→ Given problem: Your task is to give the number of lines in the listing that include "value", and nothing else.

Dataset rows
• • • • • • •
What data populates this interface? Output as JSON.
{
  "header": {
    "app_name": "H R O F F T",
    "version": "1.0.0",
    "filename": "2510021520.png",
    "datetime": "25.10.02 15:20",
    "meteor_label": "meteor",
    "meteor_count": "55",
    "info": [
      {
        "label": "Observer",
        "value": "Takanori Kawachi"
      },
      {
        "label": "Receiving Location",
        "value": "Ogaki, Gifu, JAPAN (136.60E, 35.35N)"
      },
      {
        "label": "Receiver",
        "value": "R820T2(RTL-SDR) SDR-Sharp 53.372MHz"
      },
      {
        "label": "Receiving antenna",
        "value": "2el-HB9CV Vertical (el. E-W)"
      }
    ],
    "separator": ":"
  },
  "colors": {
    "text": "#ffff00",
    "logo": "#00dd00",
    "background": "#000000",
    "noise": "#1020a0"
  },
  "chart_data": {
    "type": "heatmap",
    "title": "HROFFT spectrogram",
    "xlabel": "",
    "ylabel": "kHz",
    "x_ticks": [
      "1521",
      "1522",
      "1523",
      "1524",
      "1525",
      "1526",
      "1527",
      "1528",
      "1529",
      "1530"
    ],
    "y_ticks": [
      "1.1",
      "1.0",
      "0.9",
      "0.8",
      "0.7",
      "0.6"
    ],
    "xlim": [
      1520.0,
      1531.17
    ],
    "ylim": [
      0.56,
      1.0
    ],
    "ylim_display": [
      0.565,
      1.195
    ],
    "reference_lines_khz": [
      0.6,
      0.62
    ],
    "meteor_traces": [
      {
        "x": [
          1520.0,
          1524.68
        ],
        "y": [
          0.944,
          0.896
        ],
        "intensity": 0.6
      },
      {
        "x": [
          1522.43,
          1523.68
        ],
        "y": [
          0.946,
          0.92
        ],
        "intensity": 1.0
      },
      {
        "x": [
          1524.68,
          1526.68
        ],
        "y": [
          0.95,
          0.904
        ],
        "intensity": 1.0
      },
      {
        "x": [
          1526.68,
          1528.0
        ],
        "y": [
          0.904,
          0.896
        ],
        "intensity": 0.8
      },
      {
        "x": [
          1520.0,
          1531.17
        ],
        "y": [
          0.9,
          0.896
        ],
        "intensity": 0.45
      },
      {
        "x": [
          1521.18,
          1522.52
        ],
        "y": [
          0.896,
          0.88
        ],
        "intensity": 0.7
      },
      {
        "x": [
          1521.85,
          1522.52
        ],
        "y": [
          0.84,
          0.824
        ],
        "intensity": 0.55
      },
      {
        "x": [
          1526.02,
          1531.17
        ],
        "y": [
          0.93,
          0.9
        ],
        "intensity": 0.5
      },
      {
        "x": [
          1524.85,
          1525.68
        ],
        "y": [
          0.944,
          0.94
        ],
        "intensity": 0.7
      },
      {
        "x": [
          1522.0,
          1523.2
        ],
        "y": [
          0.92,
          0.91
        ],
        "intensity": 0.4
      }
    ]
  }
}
• • • • • • •
→ Output below: 4